#### DO THIS
Scan the lines below; pull out those with "product".

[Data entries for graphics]
--------------------------------------------------
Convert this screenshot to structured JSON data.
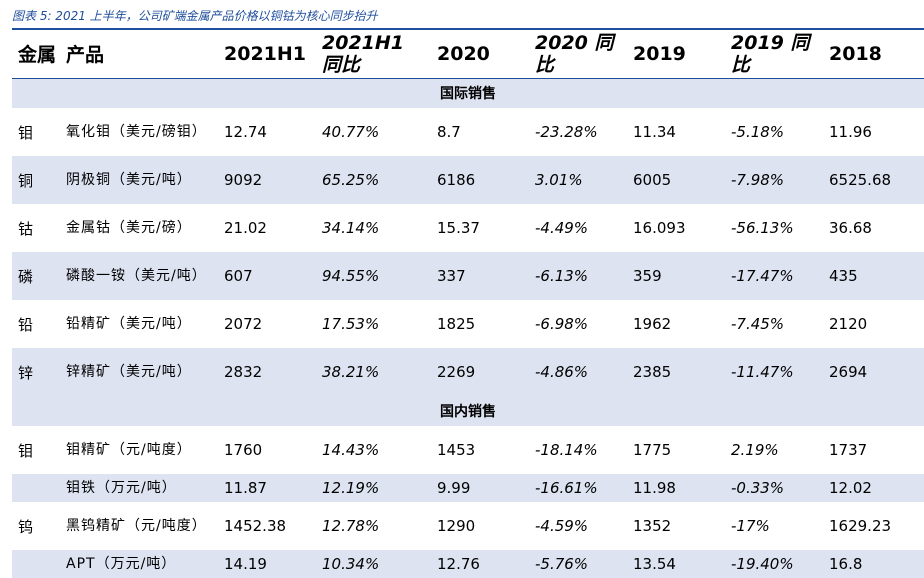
{
  "caption": "图表 5:  2021 上半年，公司矿端金属产品价格以铜钴为核心同步抬升",
  "header": {
    "metal": "金属",
    "product": "产品",
    "h1_2021": "2021H1",
    "h1_2021_yoy_l1": "2021H1",
    "h1_2021_yoy_l2": "同比",
    "y2020": "2020",
    "y2020_yoy_l1": "2020  同",
    "y2020_yoy_l2": "比",
    "y2019": "2019",
    "y2019_yoy_l1": "2019  同",
    "y2019_yoy_l2": "比",
    "y2018": "2018"
  },
  "sections": {
    "international": "国际销售",
    "domestic": "国内销售"
  },
  "rows": [
    {
      "metal": "钼",
      "product": "氧化钼（美元/磅钼）",
      "h1": "12.74",
      "h1_yoy": "40.77%",
      "y2020": "8.7",
      "y2020_yoy": "-23.28%",
      "y2019": "11.34",
      "y2019_yoy": "-5.18%",
      "y2018": "11.96"
    },
    {
      "metal": "铜",
      "product": "阴极铜（美元/吨）",
      "h1": "9092",
      "h1_yoy": "65.25%",
      "y2020": "6186",
      "y2020_yoy": "3.01%",
      "y2019": "6005",
      "y2019_yoy": "-7.98%",
      "y2018": "6525.68"
    },
    {
      "metal": "钴",
      "product": "金属钴（美元/磅）",
      "h1": "21.02",
      "h1_yoy": "34.14%",
      "y2020": "15.37",
      "y2020_yoy": "-4.49%",
      "y2019": "16.093",
      "y2019_yoy": "-56.13%",
      "y2018": "36.68"
    },
    {
      "metal": "磷",
      "product": "磷酸一铵（美元/吨）",
      "h1": "607",
      "h1_yoy": "94.55%",
      "y2020": "337",
      "y2020_yoy": "-6.13%",
      "y2019": "359",
      "y2019_yoy": "-17.47%",
      "y2018": "435"
    },
    {
      "metal": "铅",
      "product": "铅精矿（美元/吨）",
      "h1": "2072",
      "h1_yoy": "17.53%",
      "y2020": "1825",
      "y2020_yoy": "-6.98%",
      "y2019": "1962",
      "y2019_yoy": "-7.45%",
      "y2018": "2120"
    },
    {
      "metal": "锌",
      "product": "锌精矿（美元/吨）",
      "h1": "2832",
      "h1_yoy": "38.21%",
      "y2020": "2269",
      "y2020_yoy": "-4.86%",
      "y2019": "2385",
      "y2019_yoy": "-11.47%",
      "y2018": "2694"
    },
    {
      "metal": "钼",
      "product": "钼精矿（元/吨度）",
      "h1": "1760",
      "h1_yoy": "14.43%",
      "y2020": "1453",
      "y2020_yoy": "-18.14%",
      "y2019": "1775",
      "y2019_yoy": "2.19%",
      "y2018": "1737"
    },
    {
      "metal": "",
      "product": "钼铁（万元/吨）",
      "h1": "11.87",
      "h1_yoy": "12.19%",
      "y2020": "9.99",
      "y2020_yoy": "-16.61%",
      "y2019": "11.98",
      "y2019_yoy": "-0.33%",
      "y2018": "12.02"
    },
    {
      "metal": "钨",
      "product": "黑钨精矿（元/吨度）",
      "h1": "1452.38",
      "h1_yoy": "12.78%",
      "y2020": "1290",
      "y2020_yoy": "-4.59%",
      "y2019": "1352",
      "y2019_yoy": "-17%",
      "y2018": "1629.23"
    },
    {
      "metal": "",
      "product": "APT（万元/吨）",
      "h1": "14.19",
      "h1_yoy": "10.34%",
      "y2020": "12.76",
      "y2020_yoy": "-5.76%",
      "y2019": "13.54",
      "y2019_yoy": "-19.40%",
      "y2018": "16.8"
    }
  ]
}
--------------------------------------------------
#### EXPECTED ANSWER
    "product": "产品",
      "product": "氧化钼（美元/磅钼）",
      "product": "阴极铜（美元/吨）",
      "product": "金属钴（美元/磅）",
      "product": "磷酸一铵（美元/吨）",
      "product": "铅精矿（美元/吨）",
      "product": "锌精矿（美元/吨）",
      "product": "钼精矿（元/吨度）",
      "product": "钼铁（万元/吨）",
      "product": "黑钨精矿（元/吨度）",
      "product": "APT（万元/吨）",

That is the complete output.